# PROBLEM TO WORK ON
Leave the pictures out and transcribe every record exactly.

# SUPPLIED RECORDS
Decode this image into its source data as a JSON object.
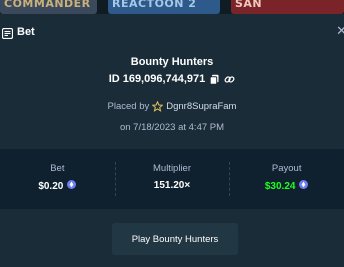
{
  "thumbnails": [
    {
      "text": "COMMANDER"
    },
    {
      "text": "REACTOON 2"
    },
    {
      "text": "SAN"
    }
  ],
  "header": {
    "title": "Bet"
  },
  "game": {
    "title": "Bounty Hunters",
    "id_prefix": "ID",
    "id_value": "169,096,744,971"
  },
  "placed": {
    "prefix": "Placed by",
    "username": "Dgnr8SupraFam",
    "date_text": "on 7/18/2023 at 4:47 PM"
  },
  "stats": {
    "bet": {
      "label": "Bet",
      "value": "$0.20"
    },
    "multiplier": {
      "label": "Multiplier",
      "value": "151.20×"
    },
    "payout": {
      "label": "Payout",
      "value": "$30.24"
    }
  },
  "actions": {
    "play_label": "Play Bounty Hunters"
  },
  "colors": {
    "background": "#1a2c38",
    "stats_background": "#0f212e",
    "button_background": "#213743",
    "payout_green": "#1fff20",
    "coin_blue": "#6f7cf7",
    "muted_text": "#b1bad3"
  },
  "icons": {
    "header": "bet-receipt-icon",
    "close": "close-icon",
    "copy": "copy-icon",
    "link": "link-icon",
    "user_badge": "star-icon",
    "currency": "coin-icon"
  }
}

# SOLUTION BELOW
Decode this image into its source data as a JSON object.
{
  "thumbnails": [
    {
      "text": "COMMANDER"
    },
    {
      "text": "REACTOON 2"
    },
    {
      "text": "SAN"
    }
  ],
  "header": {
    "title": "Bet"
  },
  "game": {
    "title": "Bounty Hunters",
    "id_prefix": "ID",
    "id_value": "169,096,744,971"
  },
  "placed": {
    "prefix": "Placed by",
    "username": "Dgnr8SupraFam",
    "date_text": "on 7/18/2023 at 4:47 PM"
  },
  "stats": {
    "bet": {
      "label": "Bet",
      "value": "$0.20"
    },
    "multiplier": {
      "label": "Multiplier",
      "value": "151.20×"
    },
    "payout": {
      "label": "Payout",
      "value": "$30.24"
    }
  },
  "actions": {
    "play_label": "Play Bounty Hunters"
  },
  "colors": {
    "background": "#1a2c38",
    "stats_background": "#0f212e",
    "button_background": "#213743",
    "payout_green": "#1fff20",
    "coin_blue": "#6f7cf7",
    "muted_text": "#b1bad3"
  },
  "icons": {
    "header": "bet-receipt-icon",
    "close": "close-icon",
    "copy": "copy-icon",
    "link": "link-icon",
    "user_badge": "star-icon",
    "currency": "coin-icon"
  }
}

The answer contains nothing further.